[Stored items]
__________________________________________________
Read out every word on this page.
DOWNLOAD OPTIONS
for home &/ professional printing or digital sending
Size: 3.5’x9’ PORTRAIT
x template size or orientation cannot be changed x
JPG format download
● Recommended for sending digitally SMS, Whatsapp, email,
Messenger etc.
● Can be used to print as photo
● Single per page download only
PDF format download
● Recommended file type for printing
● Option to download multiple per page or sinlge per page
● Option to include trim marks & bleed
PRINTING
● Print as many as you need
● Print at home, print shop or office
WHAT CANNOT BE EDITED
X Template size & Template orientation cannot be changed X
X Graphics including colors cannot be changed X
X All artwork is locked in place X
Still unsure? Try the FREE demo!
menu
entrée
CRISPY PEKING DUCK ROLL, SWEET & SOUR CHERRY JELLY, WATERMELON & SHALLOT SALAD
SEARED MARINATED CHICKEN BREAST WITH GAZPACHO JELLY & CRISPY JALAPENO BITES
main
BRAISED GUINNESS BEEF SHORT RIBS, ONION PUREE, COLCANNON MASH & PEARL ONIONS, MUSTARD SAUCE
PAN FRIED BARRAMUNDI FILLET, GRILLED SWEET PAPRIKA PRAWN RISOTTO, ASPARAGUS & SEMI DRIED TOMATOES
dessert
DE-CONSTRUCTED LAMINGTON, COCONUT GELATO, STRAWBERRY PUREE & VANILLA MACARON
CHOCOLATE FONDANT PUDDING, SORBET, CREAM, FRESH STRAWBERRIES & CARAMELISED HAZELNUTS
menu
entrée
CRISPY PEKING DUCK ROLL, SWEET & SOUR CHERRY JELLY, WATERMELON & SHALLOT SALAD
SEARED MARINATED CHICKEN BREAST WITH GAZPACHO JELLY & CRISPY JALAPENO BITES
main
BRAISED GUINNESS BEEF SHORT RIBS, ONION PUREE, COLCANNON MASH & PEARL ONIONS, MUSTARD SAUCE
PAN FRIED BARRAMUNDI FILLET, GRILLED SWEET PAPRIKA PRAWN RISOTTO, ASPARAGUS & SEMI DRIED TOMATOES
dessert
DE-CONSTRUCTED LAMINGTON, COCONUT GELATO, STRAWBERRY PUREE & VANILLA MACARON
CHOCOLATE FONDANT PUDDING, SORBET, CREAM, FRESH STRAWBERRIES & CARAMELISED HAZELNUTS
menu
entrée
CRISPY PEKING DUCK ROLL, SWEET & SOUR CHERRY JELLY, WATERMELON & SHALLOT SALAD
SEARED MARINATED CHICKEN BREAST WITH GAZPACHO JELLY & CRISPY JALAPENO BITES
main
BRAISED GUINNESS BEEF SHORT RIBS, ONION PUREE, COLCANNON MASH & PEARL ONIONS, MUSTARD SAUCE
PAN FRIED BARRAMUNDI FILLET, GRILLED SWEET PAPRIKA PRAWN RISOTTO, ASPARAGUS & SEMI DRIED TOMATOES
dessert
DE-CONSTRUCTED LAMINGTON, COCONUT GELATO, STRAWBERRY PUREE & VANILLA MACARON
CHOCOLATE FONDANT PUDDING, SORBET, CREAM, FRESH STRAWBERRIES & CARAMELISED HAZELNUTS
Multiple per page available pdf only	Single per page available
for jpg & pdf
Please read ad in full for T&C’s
__________________________________________________
WHAT TO DO:
Go through the records and print each one exactly.

ANSWER FOR THIS EXERCISE:
Read out every word on this page.
DOWNLOAD OPTIONS
for home &/ professional printing or digital sending
Size: 3.5’x9’ PORTRAIT
x template size or orientation cannot be changed x
JPG format download
● Recommended for sending digitally SMS, Whatsapp, email,
Messenger etc.
● Can be used to print as photo
● Single per page download only
PDF format download
● Recommended file type for printing
● Option to download multiple per page or sinlge per page
● Option to include trim marks & bleed
PRINTING
● Print as many as you need
● Print at home, print shop or office
WHAT CANNOT BE EDITED
X Template size & Template orientation cannot be changed X
X Graphics including colors cannot be changed X
X All artwork is locked in place X
Still unsure? Try the FREE demo!
menu
entrée
CRISPY PEKING DUCK ROLL, SWEET & SOUR CHERRY JELLY, WATERMELON & SHALLOT SALAD
SEARED MARINATED CHICKEN BREAST WITH GAZPACHO JELLY & CRISPY JALAPENO BITES
main
BRAISED GUINNESS BEEF SHORT RIBS, ONION PUREE, COLCANNON MASH & PEARL ONIONS, MUSTARD SAUCE
PAN FRIED BARRAMUNDI FILLET, GRILLED SWEET PAPRIKA PRAWN RISOTTO, ASPARAGUS & SEMI DRIED TOMATOES
dessert
DE-CONSTRUCTED LAMINGTON, COCONUT GELATO, STRAWBERRY PUREE & VANILLA MACARON
CHOCOLATE FONDANT PUDDING, SORBET, CREAM, FRESH STRAWBERRIES & CARAMELISED HAZELNUTS
menu
entrée
CRISPY PEKING DUCK ROLL, SWEET & SOUR CHERRY JELLY, WATERMELON & SHALLOT SALAD
SEARED MARINATED CHICKEN BREAST WITH GAZPACHO JELLY & CRISPY JALAPENO BITES
main
BRAISED GUINNESS BEEF SHORT RIBS, ONION PUREE, COLCANNON MASH & PEARL ONIONS, MUSTARD SAUCE
PAN FRIED BARRAMUNDI FILLET, GRILLED SWEET PAPRIKA PRAWN RISOTTO, ASPARAGUS & SEMI DRIED TOMATOES
dessert
DE-CONSTRUCTED LAMINGTON, COCONUT GELATO, STRAWBERRY PUREE & VANILLA MACARON
CHOCOLATE FONDANT PUDDING, SORBET, CREAM, FRESH STRAWBERRIES & CARAMELISED HAZELNUTS
menu
entrée
CRISPY PEKING DUCK ROLL, SWEET & SOUR CHERRY JELLY, WATERMELON & SHALLOT SALAD
SEARED MARINATED CHICKEN BREAST WITH GAZPACHO JELLY & CRISPY JALAPENO BITES
main
BRAISED GUINNESS BEEF SHORT RIBS, ONION PUREE, COLCANNON MASH & PEARL ONIONS, MUSTARD SAUCE
PAN FRIED BARRAMUNDI FILLET, GRILLED SWEET PAPRIKA PRAWN RISOTTO, ASPARAGUS & SEMI DRIED TOMATOES
dessert
DE-CONSTRUCTED LAMINGTON, COCONUT GELATO, STRAWBERRY PUREE & VANILLA MACARON
CHOCOLATE FONDANT PUDDING, SORBET, CREAM, FRESH STRAWBERRIES & CARAMELISED HAZELNUTS
Multiple per page available pdf only	Single per page available
for jpg & pdf
Please read ad in full for T&C’s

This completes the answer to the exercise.